■ WRITTEN PROBLEM
Leave out the pictures and copy each record below exactly.

■ DATA PROVIDED
━━━
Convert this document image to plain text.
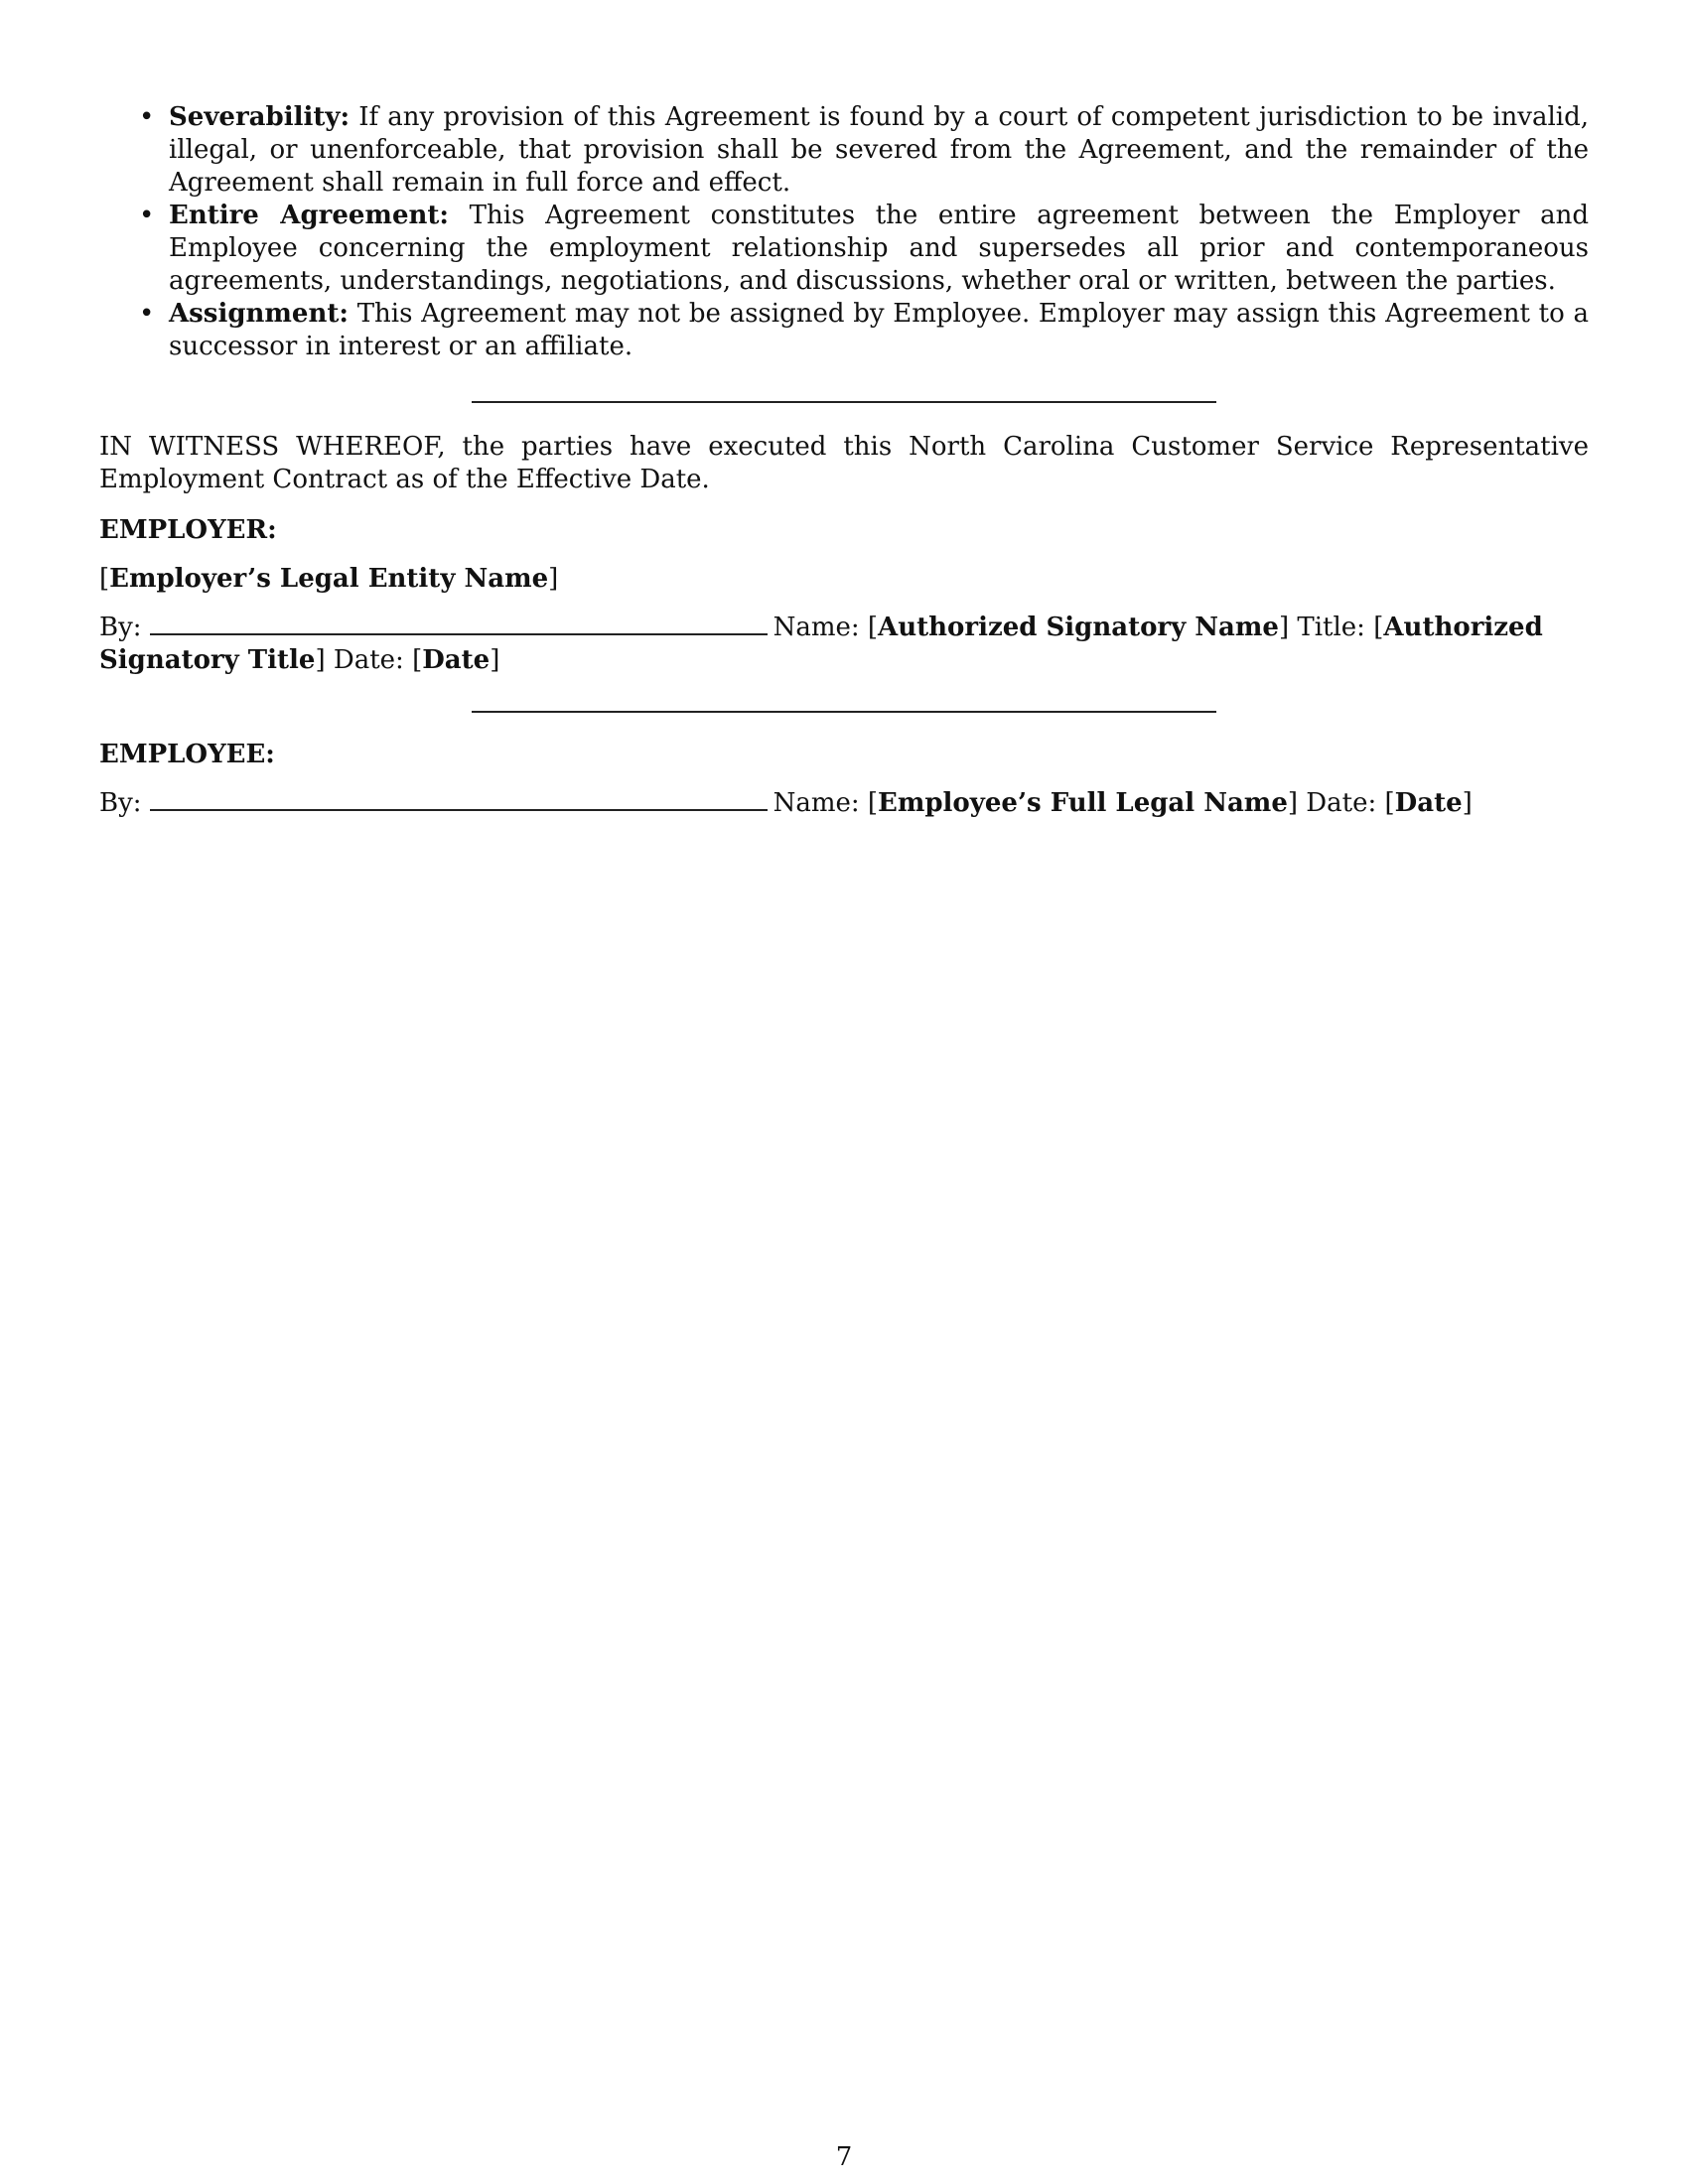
• Severability: If any provision of this Agreement is found by a court of competent jurisdiction to be invalid, illegal, or unenforceable, that provision shall be severed from the Agreement, and the remainder of the Agreement shall remain in full force and effect.
• Entire Agreement: This Agreement constitutes the entire agreement between the Employer and Employee concerning the employment relationship and supersedes all prior and contemporaneous agreements, understandings, negotiations, and discussions, whether oral or written, between the parties.
• Assignment: This Agreement may not be assigned by Employee. Employer may assign this Agreement to a successor in interest or an affiliate.

IN WITNESS WHEREOF, the parties have executed this North Carolina Customer Service Representative Employment Contract as of the Effective Date.

EMPLOYER:
[Employer’s Legal Entity Name]
By:	Name: [Authorized Signatory Name] Title: [Authorized Signatory Title] Date: [Date]
EMPLOYEE:
By:	Name: [Employee’s Full Legal Name] Date: [Date]
7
━━━
■ THE ANSWER
Convert this document image to plain text.
• Severability: If any provision of this Agreement is found by a court of competent jurisdiction to be invalid, illegal, or unenforceable, that provision shall be severed from the Agreement, and the remainder of the Agreement shall remain in full force and effect.
• Entire Agreement: This Agreement constitutes the entire agreement between the Employer and Employee concerning the employment relationship and supersedes all prior and contemporaneous agreements, understandings, negotiations, and discussions, whether oral or written, between the parties.
• Assignment: This Agreement may not be assigned by Employee. Employer may assign this Agreement to a successor in interest or an affiliate.

IN WITNESS WHEREOF, the parties have executed this North Carolina Customer Service Representative Employment Contract as of the Effective Date.

EMPLOYER:
[Employer’s Legal Entity Name]
By:	Name: [Authorized Signatory Name] Title: [Authorized Signatory Title] Date: [Date]
EMPLOYEE:
By:	Name: [Employee’s Full Legal Name] Date: [Date]
7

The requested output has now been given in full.